(Lines of data)
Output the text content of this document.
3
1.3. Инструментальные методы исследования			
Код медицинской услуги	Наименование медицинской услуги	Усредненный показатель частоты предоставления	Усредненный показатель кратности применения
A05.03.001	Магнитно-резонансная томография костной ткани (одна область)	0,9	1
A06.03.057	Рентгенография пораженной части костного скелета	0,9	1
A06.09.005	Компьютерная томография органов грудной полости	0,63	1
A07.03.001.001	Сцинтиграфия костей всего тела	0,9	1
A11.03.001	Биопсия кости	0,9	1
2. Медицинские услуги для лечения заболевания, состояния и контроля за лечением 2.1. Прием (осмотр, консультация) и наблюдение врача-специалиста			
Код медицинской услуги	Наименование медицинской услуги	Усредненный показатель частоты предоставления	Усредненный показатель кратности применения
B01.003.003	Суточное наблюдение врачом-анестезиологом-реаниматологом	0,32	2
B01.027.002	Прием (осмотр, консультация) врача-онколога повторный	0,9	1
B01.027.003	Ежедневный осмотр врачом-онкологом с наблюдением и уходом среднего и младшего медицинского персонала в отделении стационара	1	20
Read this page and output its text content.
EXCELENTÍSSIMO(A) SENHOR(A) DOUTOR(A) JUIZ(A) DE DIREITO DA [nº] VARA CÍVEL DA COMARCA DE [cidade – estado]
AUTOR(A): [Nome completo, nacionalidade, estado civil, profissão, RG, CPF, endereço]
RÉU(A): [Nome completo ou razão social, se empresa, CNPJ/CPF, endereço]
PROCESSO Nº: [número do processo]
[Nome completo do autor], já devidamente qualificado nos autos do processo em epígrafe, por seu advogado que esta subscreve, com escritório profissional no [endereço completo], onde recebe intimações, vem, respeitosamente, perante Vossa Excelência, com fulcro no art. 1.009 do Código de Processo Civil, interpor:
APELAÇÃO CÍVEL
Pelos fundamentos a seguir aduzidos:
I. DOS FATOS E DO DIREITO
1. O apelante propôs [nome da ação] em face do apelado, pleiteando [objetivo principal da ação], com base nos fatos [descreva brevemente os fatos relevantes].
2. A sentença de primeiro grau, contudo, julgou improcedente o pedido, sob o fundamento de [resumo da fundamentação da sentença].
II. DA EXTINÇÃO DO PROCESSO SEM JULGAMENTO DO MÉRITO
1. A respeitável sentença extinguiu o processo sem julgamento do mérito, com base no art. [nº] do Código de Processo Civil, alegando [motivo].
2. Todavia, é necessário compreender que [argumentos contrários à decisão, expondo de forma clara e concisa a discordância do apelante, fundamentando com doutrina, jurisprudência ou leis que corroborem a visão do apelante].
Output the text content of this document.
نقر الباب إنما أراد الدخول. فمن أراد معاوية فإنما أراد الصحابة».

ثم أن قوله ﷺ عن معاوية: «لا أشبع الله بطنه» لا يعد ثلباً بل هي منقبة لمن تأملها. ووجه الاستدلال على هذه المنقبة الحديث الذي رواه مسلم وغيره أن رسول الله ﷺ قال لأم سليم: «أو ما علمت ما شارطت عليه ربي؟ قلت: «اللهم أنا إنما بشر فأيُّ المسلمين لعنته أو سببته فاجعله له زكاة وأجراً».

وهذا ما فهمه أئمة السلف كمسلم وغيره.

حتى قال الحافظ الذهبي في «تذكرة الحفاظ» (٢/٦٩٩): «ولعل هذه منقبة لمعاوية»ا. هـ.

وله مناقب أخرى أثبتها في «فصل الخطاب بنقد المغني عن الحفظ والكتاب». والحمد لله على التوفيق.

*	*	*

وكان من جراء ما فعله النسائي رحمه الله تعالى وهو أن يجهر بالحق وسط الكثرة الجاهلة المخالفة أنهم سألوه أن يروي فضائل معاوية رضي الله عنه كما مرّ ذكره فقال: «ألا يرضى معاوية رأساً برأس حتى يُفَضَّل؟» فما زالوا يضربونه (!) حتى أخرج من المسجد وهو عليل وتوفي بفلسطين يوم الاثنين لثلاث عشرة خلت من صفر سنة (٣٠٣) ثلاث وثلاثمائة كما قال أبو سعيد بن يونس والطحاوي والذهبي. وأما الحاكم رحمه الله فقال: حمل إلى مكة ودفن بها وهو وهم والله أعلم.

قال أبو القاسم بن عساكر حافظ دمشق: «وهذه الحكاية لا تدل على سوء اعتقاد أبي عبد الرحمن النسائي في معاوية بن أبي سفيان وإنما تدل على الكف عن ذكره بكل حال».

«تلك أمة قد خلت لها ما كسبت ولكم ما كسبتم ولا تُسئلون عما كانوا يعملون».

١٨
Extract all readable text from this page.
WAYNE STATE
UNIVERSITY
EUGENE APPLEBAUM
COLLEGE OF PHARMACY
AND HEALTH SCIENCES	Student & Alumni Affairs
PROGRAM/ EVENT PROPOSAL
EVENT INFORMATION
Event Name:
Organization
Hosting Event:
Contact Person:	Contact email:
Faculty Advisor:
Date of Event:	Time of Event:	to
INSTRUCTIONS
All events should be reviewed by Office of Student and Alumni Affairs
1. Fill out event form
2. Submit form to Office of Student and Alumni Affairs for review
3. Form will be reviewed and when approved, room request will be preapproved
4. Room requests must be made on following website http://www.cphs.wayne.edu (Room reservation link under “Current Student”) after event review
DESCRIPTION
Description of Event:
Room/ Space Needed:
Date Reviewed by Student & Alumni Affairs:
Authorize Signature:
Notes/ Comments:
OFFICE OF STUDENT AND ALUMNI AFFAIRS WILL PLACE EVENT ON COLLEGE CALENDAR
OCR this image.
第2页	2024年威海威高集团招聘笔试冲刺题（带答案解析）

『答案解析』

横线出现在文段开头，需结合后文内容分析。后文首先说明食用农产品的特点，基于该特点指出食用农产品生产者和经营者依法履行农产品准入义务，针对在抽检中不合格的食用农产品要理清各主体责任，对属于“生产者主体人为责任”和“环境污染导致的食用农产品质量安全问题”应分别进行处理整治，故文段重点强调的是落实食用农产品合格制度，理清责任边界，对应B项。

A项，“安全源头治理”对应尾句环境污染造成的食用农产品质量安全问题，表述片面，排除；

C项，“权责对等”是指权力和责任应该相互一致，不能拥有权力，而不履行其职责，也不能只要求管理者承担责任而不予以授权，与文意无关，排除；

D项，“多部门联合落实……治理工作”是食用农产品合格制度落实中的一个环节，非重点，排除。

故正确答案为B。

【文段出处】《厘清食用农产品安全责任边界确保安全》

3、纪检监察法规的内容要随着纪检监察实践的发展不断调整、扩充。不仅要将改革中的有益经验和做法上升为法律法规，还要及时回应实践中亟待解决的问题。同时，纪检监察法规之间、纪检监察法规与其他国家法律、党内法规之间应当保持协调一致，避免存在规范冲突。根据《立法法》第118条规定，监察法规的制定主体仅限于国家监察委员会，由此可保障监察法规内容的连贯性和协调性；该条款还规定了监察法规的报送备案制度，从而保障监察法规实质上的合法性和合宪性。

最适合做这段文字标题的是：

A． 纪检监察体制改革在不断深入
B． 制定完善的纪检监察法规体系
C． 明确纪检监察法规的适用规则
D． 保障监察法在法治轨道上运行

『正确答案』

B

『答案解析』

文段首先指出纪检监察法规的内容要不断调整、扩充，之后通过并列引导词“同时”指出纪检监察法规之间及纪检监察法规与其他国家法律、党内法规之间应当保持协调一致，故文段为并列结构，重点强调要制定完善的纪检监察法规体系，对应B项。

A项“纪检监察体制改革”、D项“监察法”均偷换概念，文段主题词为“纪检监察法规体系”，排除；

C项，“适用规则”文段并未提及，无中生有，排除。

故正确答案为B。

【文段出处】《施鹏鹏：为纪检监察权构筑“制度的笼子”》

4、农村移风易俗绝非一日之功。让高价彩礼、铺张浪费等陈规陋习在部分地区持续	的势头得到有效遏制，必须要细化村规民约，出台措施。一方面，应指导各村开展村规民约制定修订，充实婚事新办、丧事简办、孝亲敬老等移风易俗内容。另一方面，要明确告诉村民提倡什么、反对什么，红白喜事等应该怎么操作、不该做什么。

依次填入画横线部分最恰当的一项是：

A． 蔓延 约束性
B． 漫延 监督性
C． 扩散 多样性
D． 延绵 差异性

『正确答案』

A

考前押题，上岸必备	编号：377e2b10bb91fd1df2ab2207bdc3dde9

Exercise description:
Return exactly the lines from the one containing "OCR this image." through the last line of the records above, both included, and nothing else.

Task solution:
OCR this image.
第2页	2024年威海威高集团招聘笔试冲刺题（带答案解析）

『答案解析』

横线出现在文段开头，需结合后文内容分析。后文首先说明食用农产品的特点，基于该特点指出食用农产品生产者和经营者依法履行农产品准入义务，针对在抽检中不合格的食用农产品要理清各主体责任，对属于“生产者主体人为责任”和“环境污染导致的食用农产品质量安全问题”应分别进行处理整治，故文段重点强调的是落实食用农产品合格制度，理清责任边界，对应B项。

A项，“安全源头治理”对应尾句环境污染造成的食用农产品质量安全问题，表述片面，排除；

C项，“权责对等”是指权力和责任应该相互一致，不能拥有权力，而不履行其职责，也不能只要求管理者承担责任而不予以授权，与文意无关，排除；

D项，“多部门联合落实……治理工作”是食用农产品合格制度落实中的一个环节，非重点，排除。

故正确答案为B。

【文段出处】《厘清食用农产品安全责任边界确保安全》

3、纪检监察法规的内容要随着纪检监察实践的发展不断调整、扩充。不仅要将改革中的有益经验和做法上升为法律法规，还要及时回应实践中亟待解决的问题。同时，纪检监察法规之间、纪检监察法规与其他国家法律、党内法规之间应当保持协调一致，避免存在规范冲突。根据《立法法》第118条规定，监察法规的制定主体仅限于国家监察委员会，由此可保障监察法规内容的连贯性和协调性；该条款还规定了监察法规的报送备案制度，从而保障监察法规实质上的合法性和合宪性。

最适合做这段文字标题的是：

A． 纪检监察体制改革在不断深入
B． 制定完善的纪检监察法规体系
C． 明确纪检监察法规的适用规则
D． 保障监察法在法治轨道上运行

『正确答案』

B

『答案解析』

文段首先指出纪检监察法规的内容要不断调整、扩充，之后通过并列引导词“同时”指出纪检监察法规之间及纪检监察法规与其他国家法律、党内法规之间应当保持协调一致，故文段为并列结构，重点强调要制定完善的纪检监察法规体系，对应B项。

A项“纪检监察体制改革”、D项“监察法”均偷换概念，文段主题词为“纪检监察法规体系”，排除；

C项，“适用规则”文段并未提及，无中生有，排除。

故正确答案为B。

【文段出处】《施鹏鹏：为纪检监察权构筑“制度的笼子”》

4、农村移风易俗绝非一日之功。让高价彩礼、铺张浪费等陈规陋习在部分地区持续	的势头得到有效遏制，必须要细化村规民约，出台措施。一方面，应指导各村开展村规民约制定修订，充实婚事新办、丧事简办、孝亲敬老等移风易俗内容。另一方面，要明确告诉村民提倡什么、反对什么，红白喜事等应该怎么操作、不该做什么。

依次填入画横线部分最恰当的一项是：

A． 蔓延 约束性
B． 漫延 监督性
C． 扩散 多样性
D． 延绵 差异性

『正确答案』

A

考前押题，上岸必备	编号：377e2b10bb91fd1df2ab2207bdc3dde9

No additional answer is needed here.